Required work:
1. Using the reader comments on the Momlestia story, answer the following:
(a) What average length of time does one commenter give for a real birth?
(b) How many notifications does the author report receiving, and what share of them came from this story?
(c) Which two characters does one commenter name as the ones Celestia might foist Twilight onto?
2. Continue the reader comments on the Momlestia story, starting after the last sentence.

Selected text:
::::

Looks interesting so far. I'm a sucker for momlestia stories, so I'll be watching this closely :twilightsmile:

I'm all for more momlestia. Please, do continue.

Well you have my attention so far. I can't wait for your next update.

Wow, the birth took like five minutes. A real birth takes on average 6 hours

I'll have to keep an eye on this

You're talking about human pregnancy... Not magical sun controlling unicorn Pegasus equines...

"My lover just died, better mare up and get ready for court"

... :facehoof:

Apart from that, it's not too bad. Not worthy of a fav just yet though :twilightsmile:

I am very partial to Momlestia, since it isn't explored as much as it should. But I do wonder... are you going to take the easy route and have Celestia foist Twilight onto Twilight Velvet and Night Light (and not telling her who her real mother is) or the hard route (aka the Scootamom Route) which she raises Twilight herself.

I really didn't put much time frame in but it was a long wait

43 notifications. 90% of them being this story. Thank you for the support and I will have another chapter up soon. :twilightsmile:

------- "So,, have you spoken to Sparkle since her deployment?" asked Cadence.

To many commas.

------- Quill kept trying to calm the alicorn while Cadence at there awkwardly, she didn't know what to do.

what? Rewrite that please!

-------- "Yes, it's just she has on he'll of a grip.

did you mean she has one hell of a grip?

--------"What are you going to name her?" asked Cadence. Celestia forgot to find one. She looked out the window in hopes to possibly find the answer in the night sky. Both the sun and moon were low in the sky, bathing the sky in orange and purple. The stars were just starting to show. Twilight. Celestia smiled as she looked at the sky.

::::

Element and coordinate records:
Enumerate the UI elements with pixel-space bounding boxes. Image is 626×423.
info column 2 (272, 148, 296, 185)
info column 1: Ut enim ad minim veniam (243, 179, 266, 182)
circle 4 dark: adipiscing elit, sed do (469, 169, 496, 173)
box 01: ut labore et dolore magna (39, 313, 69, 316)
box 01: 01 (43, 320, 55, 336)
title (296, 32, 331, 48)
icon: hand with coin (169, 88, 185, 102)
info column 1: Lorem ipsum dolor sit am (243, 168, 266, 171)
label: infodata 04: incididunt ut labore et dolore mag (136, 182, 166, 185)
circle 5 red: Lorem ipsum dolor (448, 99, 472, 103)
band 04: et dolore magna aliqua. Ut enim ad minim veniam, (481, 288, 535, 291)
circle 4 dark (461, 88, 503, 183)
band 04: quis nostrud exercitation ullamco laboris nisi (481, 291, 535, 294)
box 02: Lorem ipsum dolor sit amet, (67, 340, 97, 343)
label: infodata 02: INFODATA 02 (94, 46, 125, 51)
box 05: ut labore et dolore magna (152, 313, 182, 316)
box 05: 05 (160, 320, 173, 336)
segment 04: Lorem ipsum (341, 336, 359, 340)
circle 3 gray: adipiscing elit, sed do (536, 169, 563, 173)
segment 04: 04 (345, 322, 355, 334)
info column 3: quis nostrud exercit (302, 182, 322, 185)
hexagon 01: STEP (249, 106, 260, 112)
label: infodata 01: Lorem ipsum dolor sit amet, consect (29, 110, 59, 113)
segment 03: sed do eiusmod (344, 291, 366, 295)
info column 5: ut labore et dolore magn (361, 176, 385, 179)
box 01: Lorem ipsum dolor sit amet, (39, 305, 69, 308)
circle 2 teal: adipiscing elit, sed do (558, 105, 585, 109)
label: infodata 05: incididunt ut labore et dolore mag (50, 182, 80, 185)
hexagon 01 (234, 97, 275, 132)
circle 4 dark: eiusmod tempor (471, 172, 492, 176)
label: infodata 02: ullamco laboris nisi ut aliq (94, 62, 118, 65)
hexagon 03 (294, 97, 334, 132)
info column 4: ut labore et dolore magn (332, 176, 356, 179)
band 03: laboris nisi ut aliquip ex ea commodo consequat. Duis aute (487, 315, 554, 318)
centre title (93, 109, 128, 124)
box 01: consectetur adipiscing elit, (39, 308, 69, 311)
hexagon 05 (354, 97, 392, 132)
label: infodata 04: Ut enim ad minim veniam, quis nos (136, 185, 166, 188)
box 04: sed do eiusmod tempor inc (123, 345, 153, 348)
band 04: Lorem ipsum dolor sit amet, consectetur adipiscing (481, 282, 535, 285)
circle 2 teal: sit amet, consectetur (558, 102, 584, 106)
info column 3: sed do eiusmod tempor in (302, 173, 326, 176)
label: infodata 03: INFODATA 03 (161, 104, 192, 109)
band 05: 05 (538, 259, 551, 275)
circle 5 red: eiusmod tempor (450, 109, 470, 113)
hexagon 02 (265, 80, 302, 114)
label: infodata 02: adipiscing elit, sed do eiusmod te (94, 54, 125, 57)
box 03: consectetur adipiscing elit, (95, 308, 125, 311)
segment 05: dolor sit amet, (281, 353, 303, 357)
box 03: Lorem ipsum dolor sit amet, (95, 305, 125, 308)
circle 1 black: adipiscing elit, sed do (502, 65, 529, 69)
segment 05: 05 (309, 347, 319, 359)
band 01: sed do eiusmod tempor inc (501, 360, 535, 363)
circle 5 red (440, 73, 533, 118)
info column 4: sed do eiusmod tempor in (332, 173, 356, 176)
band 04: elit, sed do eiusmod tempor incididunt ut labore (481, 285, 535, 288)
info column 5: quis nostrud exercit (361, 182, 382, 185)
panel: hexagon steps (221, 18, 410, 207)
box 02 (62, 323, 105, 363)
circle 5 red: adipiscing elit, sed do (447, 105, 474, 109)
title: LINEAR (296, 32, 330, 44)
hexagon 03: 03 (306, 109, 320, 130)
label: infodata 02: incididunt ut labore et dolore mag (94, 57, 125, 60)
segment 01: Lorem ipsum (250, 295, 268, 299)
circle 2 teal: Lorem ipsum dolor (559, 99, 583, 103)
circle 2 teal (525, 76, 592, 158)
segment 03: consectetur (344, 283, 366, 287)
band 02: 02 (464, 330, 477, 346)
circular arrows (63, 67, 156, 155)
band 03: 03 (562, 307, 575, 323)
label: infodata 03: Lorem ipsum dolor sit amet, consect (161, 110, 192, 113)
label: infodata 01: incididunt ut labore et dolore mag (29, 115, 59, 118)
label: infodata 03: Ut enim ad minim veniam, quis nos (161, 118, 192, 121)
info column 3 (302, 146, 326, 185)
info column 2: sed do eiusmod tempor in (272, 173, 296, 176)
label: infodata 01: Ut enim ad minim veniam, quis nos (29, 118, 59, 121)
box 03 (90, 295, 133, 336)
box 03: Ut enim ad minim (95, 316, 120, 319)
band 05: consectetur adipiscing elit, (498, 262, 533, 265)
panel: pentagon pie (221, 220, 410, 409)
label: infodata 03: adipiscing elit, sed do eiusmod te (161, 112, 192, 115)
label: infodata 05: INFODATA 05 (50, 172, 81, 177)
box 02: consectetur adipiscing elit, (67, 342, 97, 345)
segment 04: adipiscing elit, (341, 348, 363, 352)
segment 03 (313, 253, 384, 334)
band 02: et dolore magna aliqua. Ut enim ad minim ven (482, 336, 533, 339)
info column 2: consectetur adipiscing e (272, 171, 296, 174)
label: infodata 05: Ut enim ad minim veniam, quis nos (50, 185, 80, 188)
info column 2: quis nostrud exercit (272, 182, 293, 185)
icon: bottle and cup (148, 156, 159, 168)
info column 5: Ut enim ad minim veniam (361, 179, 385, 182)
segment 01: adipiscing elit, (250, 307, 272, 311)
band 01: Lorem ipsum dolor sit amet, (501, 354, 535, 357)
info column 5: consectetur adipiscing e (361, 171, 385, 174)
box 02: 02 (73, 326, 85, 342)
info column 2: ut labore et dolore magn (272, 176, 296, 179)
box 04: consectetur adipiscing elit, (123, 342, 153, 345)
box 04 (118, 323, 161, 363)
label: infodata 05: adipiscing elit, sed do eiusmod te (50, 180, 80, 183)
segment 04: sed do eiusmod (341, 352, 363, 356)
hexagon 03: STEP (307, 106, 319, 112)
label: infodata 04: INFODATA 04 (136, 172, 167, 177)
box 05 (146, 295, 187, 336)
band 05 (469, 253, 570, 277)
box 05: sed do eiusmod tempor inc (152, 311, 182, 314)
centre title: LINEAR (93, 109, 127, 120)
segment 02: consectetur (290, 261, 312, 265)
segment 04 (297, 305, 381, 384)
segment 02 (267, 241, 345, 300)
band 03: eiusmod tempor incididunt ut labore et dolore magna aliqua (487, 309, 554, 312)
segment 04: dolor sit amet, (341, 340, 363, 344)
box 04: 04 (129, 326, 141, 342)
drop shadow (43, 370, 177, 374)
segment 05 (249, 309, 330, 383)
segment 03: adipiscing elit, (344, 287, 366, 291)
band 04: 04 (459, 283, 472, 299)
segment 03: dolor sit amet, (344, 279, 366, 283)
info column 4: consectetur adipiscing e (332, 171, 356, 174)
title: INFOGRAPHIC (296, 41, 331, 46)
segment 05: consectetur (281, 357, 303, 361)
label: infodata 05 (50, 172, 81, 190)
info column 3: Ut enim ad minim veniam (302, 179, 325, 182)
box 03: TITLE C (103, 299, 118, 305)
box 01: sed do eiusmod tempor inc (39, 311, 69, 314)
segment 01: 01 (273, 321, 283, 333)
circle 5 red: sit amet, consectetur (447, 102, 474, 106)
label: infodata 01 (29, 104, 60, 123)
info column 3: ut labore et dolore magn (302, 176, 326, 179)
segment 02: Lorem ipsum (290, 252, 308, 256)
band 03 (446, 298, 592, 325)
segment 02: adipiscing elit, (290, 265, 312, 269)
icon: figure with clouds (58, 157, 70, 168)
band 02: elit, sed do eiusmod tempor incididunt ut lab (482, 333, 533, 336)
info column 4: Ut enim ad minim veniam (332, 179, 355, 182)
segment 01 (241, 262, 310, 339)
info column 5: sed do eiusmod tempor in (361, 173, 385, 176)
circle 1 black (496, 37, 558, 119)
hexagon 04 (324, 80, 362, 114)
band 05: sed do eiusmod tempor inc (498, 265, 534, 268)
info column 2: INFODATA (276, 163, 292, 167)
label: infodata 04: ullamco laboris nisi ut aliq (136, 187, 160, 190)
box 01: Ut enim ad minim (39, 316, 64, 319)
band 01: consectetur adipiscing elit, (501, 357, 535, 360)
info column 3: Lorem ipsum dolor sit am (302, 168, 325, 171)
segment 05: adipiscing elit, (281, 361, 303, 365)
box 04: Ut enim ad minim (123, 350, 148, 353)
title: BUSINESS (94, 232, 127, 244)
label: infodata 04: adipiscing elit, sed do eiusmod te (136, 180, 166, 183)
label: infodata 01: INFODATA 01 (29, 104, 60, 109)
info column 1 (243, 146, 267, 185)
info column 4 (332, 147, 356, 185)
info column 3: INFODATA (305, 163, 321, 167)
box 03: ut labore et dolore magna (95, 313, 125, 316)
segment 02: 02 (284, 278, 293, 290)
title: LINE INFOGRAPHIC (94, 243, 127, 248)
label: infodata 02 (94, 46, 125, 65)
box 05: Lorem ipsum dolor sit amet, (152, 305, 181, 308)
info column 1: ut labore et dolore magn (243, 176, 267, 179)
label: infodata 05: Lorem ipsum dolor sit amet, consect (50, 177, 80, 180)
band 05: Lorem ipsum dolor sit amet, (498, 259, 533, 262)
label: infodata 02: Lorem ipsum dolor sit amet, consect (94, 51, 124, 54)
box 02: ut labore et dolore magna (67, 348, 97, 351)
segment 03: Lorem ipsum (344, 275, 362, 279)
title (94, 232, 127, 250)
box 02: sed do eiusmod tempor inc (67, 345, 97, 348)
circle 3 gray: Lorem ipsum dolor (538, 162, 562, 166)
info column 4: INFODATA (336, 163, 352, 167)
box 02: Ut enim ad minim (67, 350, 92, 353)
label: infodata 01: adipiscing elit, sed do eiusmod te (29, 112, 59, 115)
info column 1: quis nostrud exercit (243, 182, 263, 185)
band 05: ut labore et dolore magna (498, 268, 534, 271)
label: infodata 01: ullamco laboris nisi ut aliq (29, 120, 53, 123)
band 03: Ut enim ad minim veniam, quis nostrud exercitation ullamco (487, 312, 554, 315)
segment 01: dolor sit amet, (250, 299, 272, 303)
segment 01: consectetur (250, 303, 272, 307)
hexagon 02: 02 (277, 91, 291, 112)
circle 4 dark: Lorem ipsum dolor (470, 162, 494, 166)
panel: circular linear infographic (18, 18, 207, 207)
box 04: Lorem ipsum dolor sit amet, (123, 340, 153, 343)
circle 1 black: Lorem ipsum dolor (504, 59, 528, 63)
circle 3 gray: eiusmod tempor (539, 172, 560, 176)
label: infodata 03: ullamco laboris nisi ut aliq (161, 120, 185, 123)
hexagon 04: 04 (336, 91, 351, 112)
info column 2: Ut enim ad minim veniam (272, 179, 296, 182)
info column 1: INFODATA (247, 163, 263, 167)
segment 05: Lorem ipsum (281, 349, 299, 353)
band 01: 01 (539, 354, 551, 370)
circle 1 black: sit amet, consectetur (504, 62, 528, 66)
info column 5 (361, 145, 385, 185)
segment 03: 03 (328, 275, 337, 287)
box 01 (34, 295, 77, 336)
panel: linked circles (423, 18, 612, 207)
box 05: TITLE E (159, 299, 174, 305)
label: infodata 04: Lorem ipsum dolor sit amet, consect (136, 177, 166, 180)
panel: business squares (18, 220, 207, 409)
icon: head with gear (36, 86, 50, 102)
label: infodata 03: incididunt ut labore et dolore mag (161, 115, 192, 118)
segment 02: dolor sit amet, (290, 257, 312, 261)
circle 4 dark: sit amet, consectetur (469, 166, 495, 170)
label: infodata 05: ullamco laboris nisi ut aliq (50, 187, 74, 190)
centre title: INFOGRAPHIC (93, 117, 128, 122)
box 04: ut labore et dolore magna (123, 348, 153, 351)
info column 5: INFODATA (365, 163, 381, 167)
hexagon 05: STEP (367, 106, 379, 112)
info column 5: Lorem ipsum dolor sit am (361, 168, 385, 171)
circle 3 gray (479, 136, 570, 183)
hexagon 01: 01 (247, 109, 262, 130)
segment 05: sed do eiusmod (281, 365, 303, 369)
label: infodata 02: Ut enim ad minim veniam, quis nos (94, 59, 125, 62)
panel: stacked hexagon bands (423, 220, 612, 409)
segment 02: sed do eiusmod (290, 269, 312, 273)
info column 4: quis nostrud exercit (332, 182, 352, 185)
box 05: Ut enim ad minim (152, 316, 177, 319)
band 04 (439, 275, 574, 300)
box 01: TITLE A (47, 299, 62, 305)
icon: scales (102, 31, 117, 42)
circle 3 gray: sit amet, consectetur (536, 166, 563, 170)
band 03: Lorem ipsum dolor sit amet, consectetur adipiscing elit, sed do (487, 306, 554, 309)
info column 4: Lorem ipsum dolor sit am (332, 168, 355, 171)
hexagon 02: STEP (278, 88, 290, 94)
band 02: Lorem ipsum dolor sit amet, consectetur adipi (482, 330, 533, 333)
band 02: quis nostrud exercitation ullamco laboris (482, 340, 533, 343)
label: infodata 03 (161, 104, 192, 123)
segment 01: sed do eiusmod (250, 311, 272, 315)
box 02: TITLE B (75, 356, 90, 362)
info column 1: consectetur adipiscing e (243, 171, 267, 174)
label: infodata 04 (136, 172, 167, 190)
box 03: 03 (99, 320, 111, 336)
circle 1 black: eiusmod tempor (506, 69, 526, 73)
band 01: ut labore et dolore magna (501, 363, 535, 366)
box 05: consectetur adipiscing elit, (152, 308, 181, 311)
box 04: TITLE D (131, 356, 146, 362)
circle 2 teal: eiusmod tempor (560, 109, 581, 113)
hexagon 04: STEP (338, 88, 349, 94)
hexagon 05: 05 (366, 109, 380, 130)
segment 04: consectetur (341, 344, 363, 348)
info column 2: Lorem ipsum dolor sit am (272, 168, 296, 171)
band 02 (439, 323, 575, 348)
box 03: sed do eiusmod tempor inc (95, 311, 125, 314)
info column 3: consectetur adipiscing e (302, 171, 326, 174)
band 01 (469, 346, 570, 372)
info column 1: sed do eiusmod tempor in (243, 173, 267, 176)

::::

Answers for the exercise:
1.
(a) 6 hours
(b) 43 notifications, 90% of them from this story
(c) Twilight Velvet and Night Light

2.
"Twilight. Twilight Sparkle." Cadence smiled.

Cadence can read mind??????

Anyway, it's a good story so far! Keep it up!:pinkiehappy::pinkiehappy:

Well I don't that it's a egregious thing I do think t little more about how Celestia struggled though that particular session of court might have been in order. Trying to keep herself together with such horrible new having been just given to her.


About to take a look, I enjoy a good Celestia as Twilight's mom story, reason why I started one of my own. Lots of potential pitfalls with it, but hopefully you do a good job. Once I read it I'll give ya another comment with a review of what I think from this. Shame your hook is only 1.4k words, we'll see what you've got in there.

Apple + autocorrect = awful spelling errors. :facehoof:

3085189 i do have that too on my computer. Helps some times.:twilightsheepish:

Happy to help. i'm reading some of your stories now and giving you some of the correct things.:twilightblush:

unicorn? I actually like twilicorn, will we see any of that?

Twilicorn obviously happened in season three. So she is a unicorn till then since her mother was a unicorn.

3085688 so long as the eventuality is there I am sated

Hmm, good start, it's a little fast though, doncha think? Though I'm assuming it actually did take months before the birth, it looks like it occurred the same day as Sparkle's death, I'd suggest taking out when Celestia told Cadence that it would still be months and have her say it would be soon, or make sure it's clear that it wasn't on the same day... I always make sure to check for continuity, clearness and grammar and those seem to be the things you need to go over. Anyways, enough of my complaining, this has earned my interest and a fave, please keep up the good work.



sooo... is sparkle a male or female, who is this stallion which quill pushes out?

Overall not a bad chapter, good outline and buld-up.
It did seem though that the pacing was a bit rushed in places.

Also I'm pretty sure that the day of her marefriends death and a couple after it Celestia ould have cancelled court. But that's just me.

u have my attention, looking forward to chapter 2.

Overall Pinkiesmile rating :pinkiesmile::pinkiesmile::pinkiesmile: / 5

You have gained my interest, now keep me interested.
Megatron out.

Sparkle is a female guard who was deployed to the western edge of Equestria and was Celestia's marefriend and is Twilight's second mother.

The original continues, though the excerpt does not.